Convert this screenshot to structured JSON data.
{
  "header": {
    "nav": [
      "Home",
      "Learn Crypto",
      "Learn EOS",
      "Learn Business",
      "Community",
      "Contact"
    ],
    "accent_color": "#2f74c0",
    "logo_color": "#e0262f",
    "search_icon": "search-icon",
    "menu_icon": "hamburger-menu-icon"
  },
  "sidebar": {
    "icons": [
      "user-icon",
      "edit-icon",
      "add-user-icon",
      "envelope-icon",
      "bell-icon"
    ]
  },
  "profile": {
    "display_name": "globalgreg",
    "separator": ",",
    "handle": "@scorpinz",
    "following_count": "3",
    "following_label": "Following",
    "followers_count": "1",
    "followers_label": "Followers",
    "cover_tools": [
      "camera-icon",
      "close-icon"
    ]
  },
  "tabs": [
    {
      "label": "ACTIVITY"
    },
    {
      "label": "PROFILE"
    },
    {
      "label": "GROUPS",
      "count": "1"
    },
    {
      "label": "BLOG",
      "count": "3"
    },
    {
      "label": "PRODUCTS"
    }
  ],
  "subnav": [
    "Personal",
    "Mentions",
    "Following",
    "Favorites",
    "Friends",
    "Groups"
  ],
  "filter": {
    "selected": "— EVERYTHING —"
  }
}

> _TASK BRIEF_
Retype all of the material above with every character intact.

> _ANSWER TO THE TASK_
Convert this screenshot to structured JSON data.
{
  "header": {
    "nav": [
      "Home",
      "Learn Crypto",
      "Learn EOS",
      "Learn Business",
      "Community",
      "Contact"
    ],
    "accent_color": "#2f74c0",
    "logo_color": "#e0262f",
    "search_icon": "search-icon",
    "menu_icon": "hamburger-menu-icon"
  },
  "sidebar": {
    "icons": [
      "user-icon",
      "edit-icon",
      "add-user-icon",
      "envelope-icon",
      "bell-icon"
    ]
  },
  "profile": {
    "display_name": "globalgreg",
    "separator": ",",
    "handle": "@scorpinz",
    "following_count": "3",
    "following_label": "Following",
    "followers_count": "1",
    "followers_label": "Followers",
    "cover_tools": [
      "camera-icon",
      "close-icon"
    ]
  },
  "tabs": [
    {
      "label": "ACTIVITY"
    },
    {
      "label": "PROFILE"
    },
    {
      "label": "GROUPS",
      "count": "1"
    },
    {
      "label": "BLOG",
      "count": "3"
    },
    {
      "label": "PRODUCTS"
    }
  ],
  "subnav": [
    "Personal",
    "Mentions",
    "Following",
    "Favorites",
    "Friends",
    "Groups"
  ],
  "filter": {
    "selected": "— EVERYTHING —"
  }
}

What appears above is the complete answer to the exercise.